* Task objective *
List all lines in the material below that contain "Hardware".

* The records *
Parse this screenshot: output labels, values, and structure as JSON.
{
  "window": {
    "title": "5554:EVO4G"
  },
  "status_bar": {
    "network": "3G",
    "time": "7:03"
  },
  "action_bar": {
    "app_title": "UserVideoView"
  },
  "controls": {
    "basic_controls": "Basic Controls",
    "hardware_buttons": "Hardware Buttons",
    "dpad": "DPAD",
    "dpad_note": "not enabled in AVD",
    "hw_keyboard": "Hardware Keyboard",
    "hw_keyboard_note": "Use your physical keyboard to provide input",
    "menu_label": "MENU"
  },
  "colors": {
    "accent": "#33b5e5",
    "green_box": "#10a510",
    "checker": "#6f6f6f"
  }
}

* Right answer *
    "hardware_buttons": "Hardware Buttons",
    "hw_keyboard": "Hardware Keyboard",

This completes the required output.